# STATED TASK
Retype the full set of records. Keep every character identical.

# Data excerpts
--- START ---

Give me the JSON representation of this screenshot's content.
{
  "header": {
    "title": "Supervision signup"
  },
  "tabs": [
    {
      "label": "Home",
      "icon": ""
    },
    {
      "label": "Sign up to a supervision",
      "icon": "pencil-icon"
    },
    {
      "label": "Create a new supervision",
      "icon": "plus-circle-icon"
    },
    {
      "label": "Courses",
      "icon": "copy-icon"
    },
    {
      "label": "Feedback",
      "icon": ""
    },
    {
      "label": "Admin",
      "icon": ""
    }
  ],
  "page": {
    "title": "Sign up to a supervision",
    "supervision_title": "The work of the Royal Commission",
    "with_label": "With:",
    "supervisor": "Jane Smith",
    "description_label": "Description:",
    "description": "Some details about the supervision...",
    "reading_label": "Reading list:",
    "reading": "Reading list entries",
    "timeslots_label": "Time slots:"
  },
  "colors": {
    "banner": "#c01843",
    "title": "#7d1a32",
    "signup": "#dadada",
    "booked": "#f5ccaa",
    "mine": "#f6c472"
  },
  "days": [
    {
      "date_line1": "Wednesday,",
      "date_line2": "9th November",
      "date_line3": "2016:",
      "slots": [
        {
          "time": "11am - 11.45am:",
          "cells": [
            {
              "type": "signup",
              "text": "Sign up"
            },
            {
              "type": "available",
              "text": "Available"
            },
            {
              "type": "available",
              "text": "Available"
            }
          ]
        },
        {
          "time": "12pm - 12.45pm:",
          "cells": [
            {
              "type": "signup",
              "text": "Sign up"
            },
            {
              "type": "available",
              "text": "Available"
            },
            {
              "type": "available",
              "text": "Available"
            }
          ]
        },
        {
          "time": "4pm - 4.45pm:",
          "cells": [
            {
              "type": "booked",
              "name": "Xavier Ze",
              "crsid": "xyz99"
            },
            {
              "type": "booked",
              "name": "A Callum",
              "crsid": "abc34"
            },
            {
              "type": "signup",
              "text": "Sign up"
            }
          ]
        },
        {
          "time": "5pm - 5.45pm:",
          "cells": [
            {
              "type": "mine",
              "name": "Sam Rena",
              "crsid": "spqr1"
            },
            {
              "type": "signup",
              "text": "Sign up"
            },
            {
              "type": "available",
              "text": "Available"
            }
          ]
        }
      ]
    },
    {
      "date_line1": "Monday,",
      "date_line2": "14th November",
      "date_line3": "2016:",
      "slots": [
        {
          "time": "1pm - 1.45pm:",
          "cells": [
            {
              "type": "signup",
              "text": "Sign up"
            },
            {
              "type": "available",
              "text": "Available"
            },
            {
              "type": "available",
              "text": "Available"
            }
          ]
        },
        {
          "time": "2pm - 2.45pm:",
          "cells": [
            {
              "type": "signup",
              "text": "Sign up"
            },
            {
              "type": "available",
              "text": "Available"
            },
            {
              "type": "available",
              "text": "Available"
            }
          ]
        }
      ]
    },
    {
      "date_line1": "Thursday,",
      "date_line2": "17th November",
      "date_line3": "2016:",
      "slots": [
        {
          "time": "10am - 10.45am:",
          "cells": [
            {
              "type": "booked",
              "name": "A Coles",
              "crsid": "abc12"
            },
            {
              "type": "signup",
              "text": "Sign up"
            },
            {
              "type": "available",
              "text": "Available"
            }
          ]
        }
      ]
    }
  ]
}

--- END ---

# WORKED SOLUTION
Give me the JSON representation of this screenshot's content.
{
  "header": {
    "title": "Supervision signup"
  },
  "tabs": [
    {
      "label": "Home",
      "icon": ""
    },
    {
      "label": "Sign up to a supervision",
      "icon": "pencil-icon"
    },
    {
      "label": "Create a new supervision",
      "icon": "plus-circle-icon"
    },
    {
      "label": "Courses",
      "icon": "copy-icon"
    },
    {
      "label": "Feedback",
      "icon": ""
    },
    {
      "label": "Admin",
      "icon": ""
    }
  ],
  "page": {
    "title": "Sign up to a supervision",
    "supervision_title": "The work of the Royal Commission",
    "with_label": "With:",
    "supervisor": "Jane Smith",
    "description_label": "Description:",
    "description": "Some details about the supervision...",
    "reading_label": "Reading list:",
    "reading": "Reading list entries",
    "timeslots_label": "Time slots:"
  },
  "colors": {
    "banner": "#c01843",
    "title": "#7d1a32",
    "signup": "#dadada",
    "booked": "#f5ccaa",
    "mine": "#f6c472"
  },
  "days": [
    {
      "date_line1": "Wednesday,",
      "date_line2": "9th November",
      "date_line3": "2016:",
      "slots": [
        {
          "time": "11am - 11.45am:",
          "cells": [
            {
              "type": "signup",
              "text": "Sign up"
            },
            {
              "type": "available",
              "text": "Available"
            },
            {
              "type": "available",
              "text": "Available"
            }
          ]
        },
        {
          "time": "12pm - 12.45pm:",
          "cells": [
            {
              "type": "signup",
              "text": "Sign up"
            },
            {
              "type": "available",
              "text": "Available"
            },
            {
              "type": "available",
              "text": "Available"
            }
          ]
        },
        {
          "time": "4pm - 4.45pm:",
          "cells": [
            {
              "type": "booked",
              "name": "Xavier Ze",
              "crsid": "xyz99"
            },
            {
              "type": "booked",
              "name": "A Callum",
              "crsid": "abc34"
            },
            {
              "type": "signup",
              "text": "Sign up"
            }
          ]
        },
        {
          "time": "5pm - 5.45pm:",
          "cells": [
            {
              "type": "mine",
              "name": "Sam Rena",
              "crsid": "spqr1"
            },
            {
              "type": "signup",
              "text": "Sign up"
            },
            {
              "type": "available",
              "text": "Available"
            }
          ]
        }
      ]
    },
    {
      "date_line1": "Monday,",
      "date_line2": "14th November",
      "date_line3": "2016:",
      "slots": [
        {
          "time": "1pm - 1.45pm:",
          "cells": [
            {
              "type": "signup",
              "text": "Sign up"
            },
            {
              "type": "available",
              "text": "Available"
            },
            {
              "type": "available",
              "text": "Available"
            }
          ]
        },
        {
          "time": "2pm - 2.45pm:",
          "cells": [
            {
              "type": "signup",
              "text": "Sign up"
            },
            {
              "type": "available",
              "text": "Available"
            },
            {
              "type": "available",
              "text": "Available"
            }
          ]
        }
      ]
    },
    {
      "date_line1": "Thursday,",
      "date_line2": "17th November",
      "date_line3": "2016:",
      "slots": [
        {
          "time": "10am - 10.45am:",
          "cells": [
            {
              "type": "booked",
              "name": "A Coles",
              "crsid": "abc12"
            },
            {
              "type": "signup",
              "text": "Sign up"
            },
            {
              "type": "available",
              "text": "Available"
            }
          ]
        }
      ]
    }
  ]
}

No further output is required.